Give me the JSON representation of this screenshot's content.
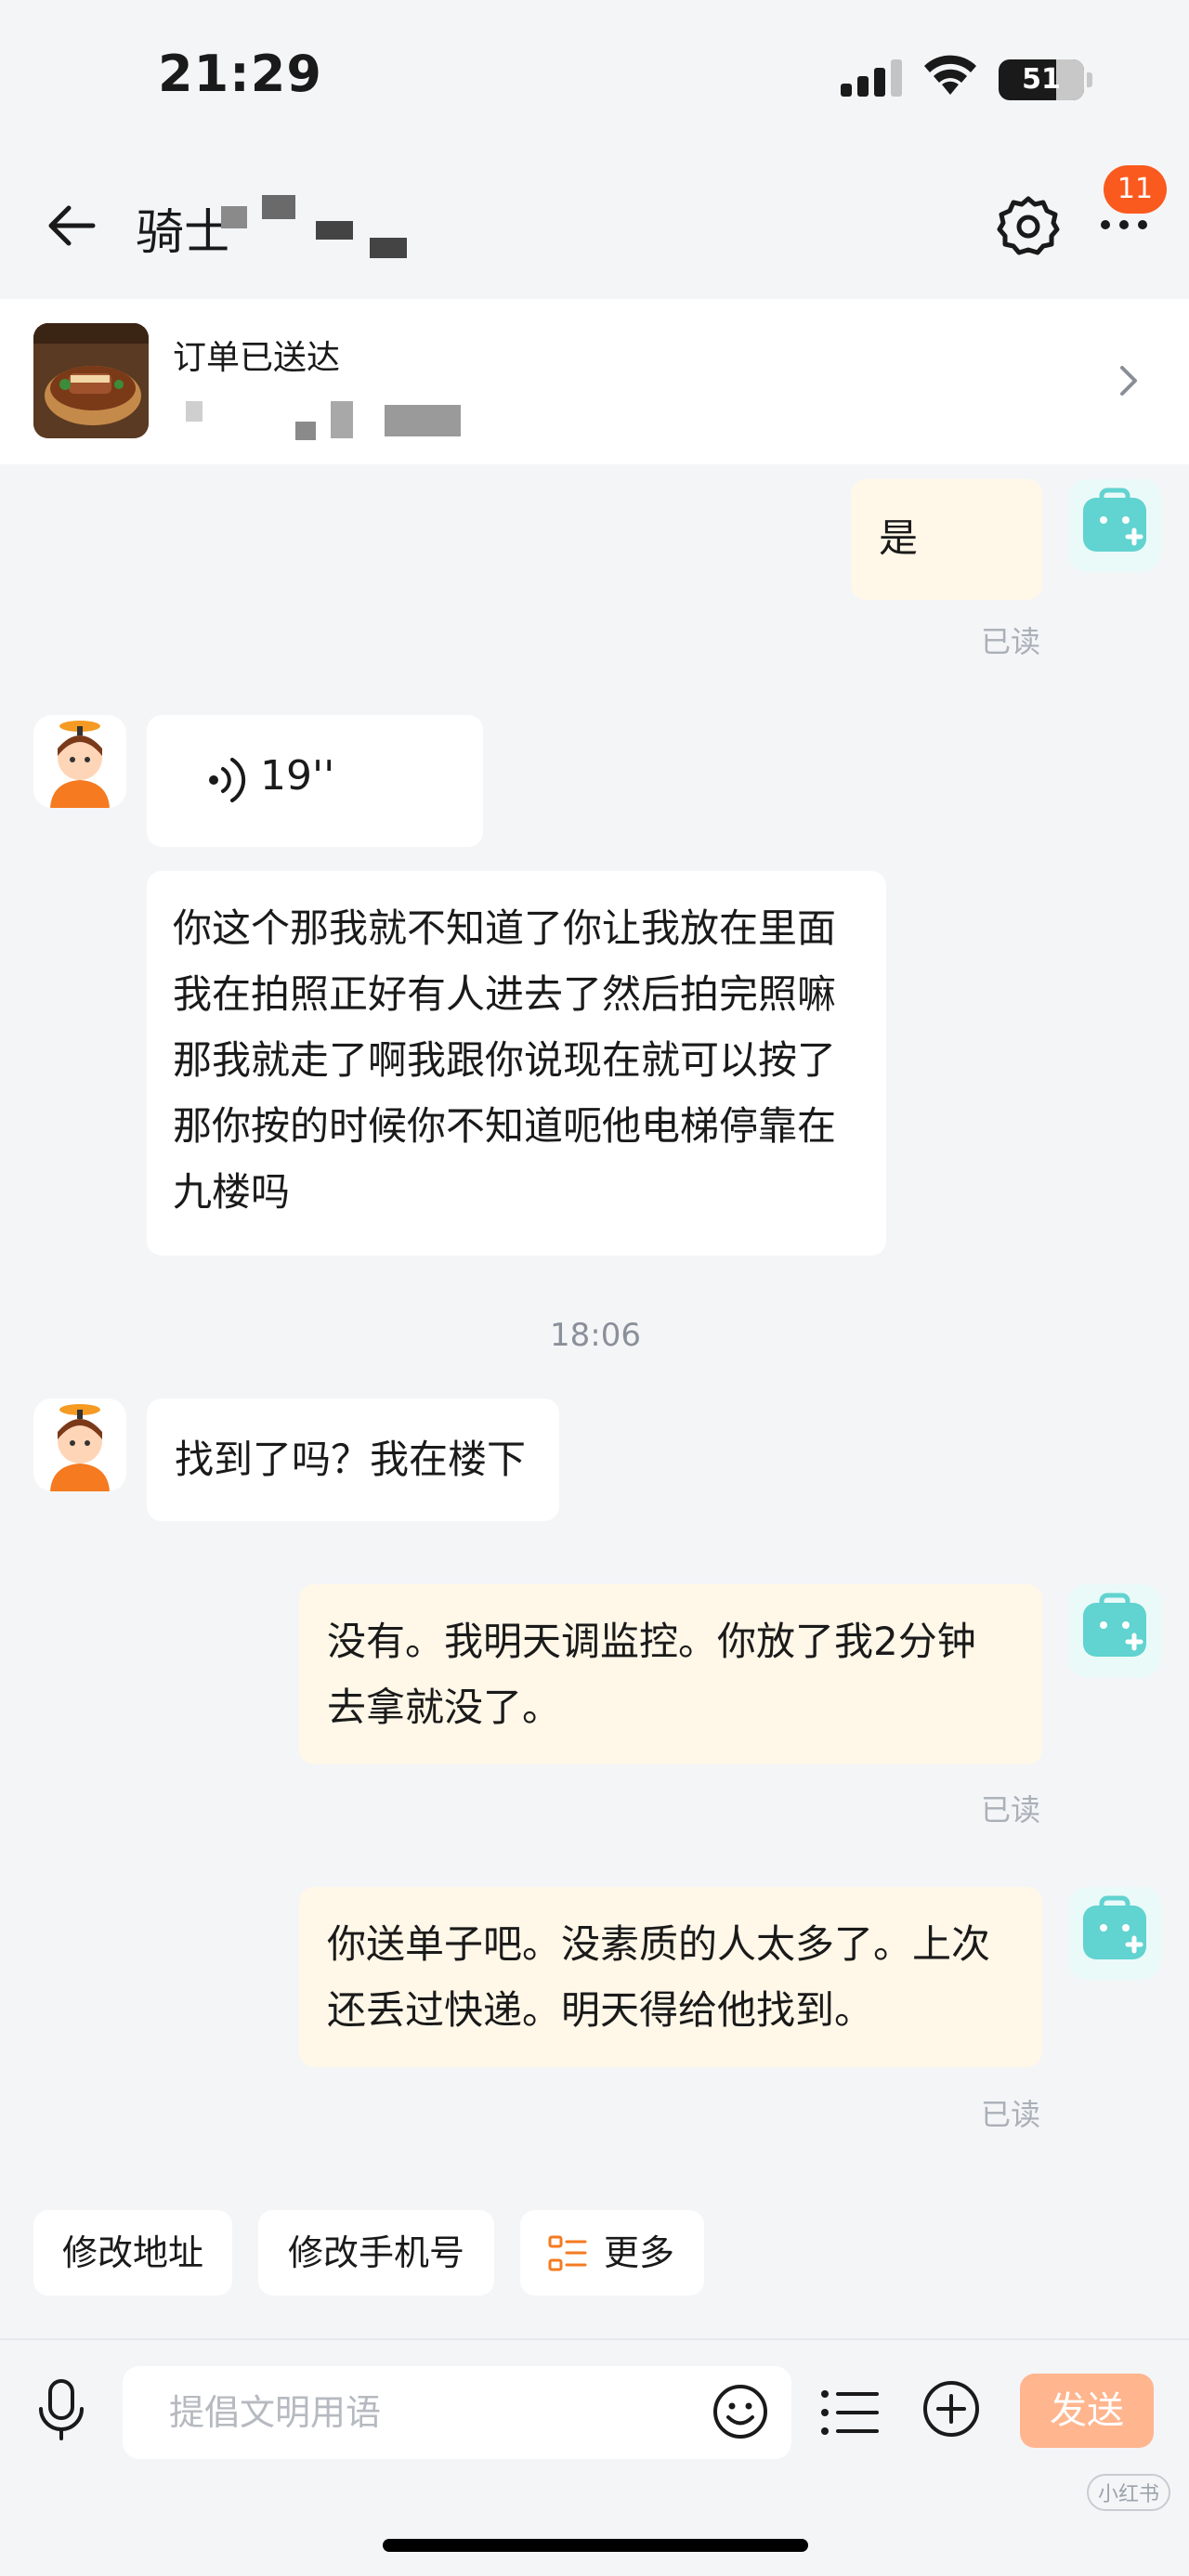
{
  "status_bar": {
    "time": "21:29",
    "battery": "51"
  },
  "header": {
    "title": "骑士",
    "notif_count": "11"
  },
  "order": {
    "status": "订单已送达"
  },
  "messages": {
    "m1": {
      "text": "是",
      "read": "已读"
    },
    "voice": {
      "duration": "19''"
    },
    "m2": {
      "text": "你这个那我就不知道了你让我放在里面我在拍照正好有人进去了然后拍完照嘛那我就走了啊我跟你说现在就可以按了那你按的时候你不知道呃他电梯停靠在九楼吗"
    },
    "timestamp": "18:06",
    "m3": {
      "text": "找到了吗？我在楼下"
    },
    "m4": {
      "text": "没有。我明天调监控。你放了我2分钟去拿就没了。",
      "read": "已读"
    },
    "m5": {
      "text": "你送单子吧。没素质的人太多了。上次还丢过快递。明天得给他找到。",
      "read": "已读"
    }
  },
  "quick_actions": {
    "change_address": "修改地址",
    "change_phone": "修改手机号",
    "more": "更多"
  },
  "input_bar": {
    "placeholder": "提倡文明用语",
    "send": "发送"
  },
  "watermark": "小红书",
  "colors": {
    "accent": "#fa5a1e",
    "bubble_me": "#fff7e8",
    "send_button": "#ffb58e",
    "background": "#f4f5f7"
  },
  "icons": [
    "back-arrow-icon",
    "gear-icon",
    "more-dots-icon",
    "chevron-right-icon",
    "voice-wave-icon",
    "mic-icon",
    "emoji-icon",
    "list-icon",
    "plus-circle-icon"
  ]
}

──────────

Exercise
Skipping the pictures, transcribe each line above exactly as it appears.

Solved problem
Give me the JSON representation of this screenshot's content.
{
  "status_bar": {
    "time": "21:29",
    "battery": "51"
  },
  "header": {
    "title": "骑士",
    "notif_count": "11"
  },
  "order": {
    "status": "订单已送达"
  },
  "messages": {
    "m1": {
      "text": "是",
      "read": "已读"
    },
    "voice": {
      "duration": "19''"
    },
    "m2": {
      "text": "你这个那我就不知道了你让我放在里面我在拍照正好有人进去了然后拍完照嘛那我就走了啊我跟你说现在就可以按了那你按的时候你不知道呃他电梯停靠在九楼吗"
    },
    "timestamp": "18:06",
    "m3": {
      "text": "找到了吗？我在楼下"
    },
    "m4": {
      "text": "没有。我明天调监控。你放了我2分钟去拿就没了。",
      "read": "已读"
    },
    "m5": {
      "text": "你送单子吧。没素质的人太多了。上次还丢过快递。明天得给他找到。",
      "read": "已读"
    }
  },
  "quick_actions": {
    "change_address": "修改地址",
    "change_phone": "修改手机号",
    "more": "更多"
  },
  "input_bar": {
    "placeholder": "提倡文明用语",
    "send": "发送"
  },
  "watermark": "小红书",
  "colors": {
    "accent": "#fa5a1e",
    "bubble_me": "#fff7e8",
    "send_button": "#ffb58e",
    "background": "#f4f5f7"
  },
  "icons": [
    "back-arrow-icon",
    "gear-icon",
    "more-dots-icon",
    "chevron-right-icon",
    "voice-wave-icon",
    "mic-icon",
    "emoji-icon",
    "list-icon",
    "plus-circle-icon"
  ]
}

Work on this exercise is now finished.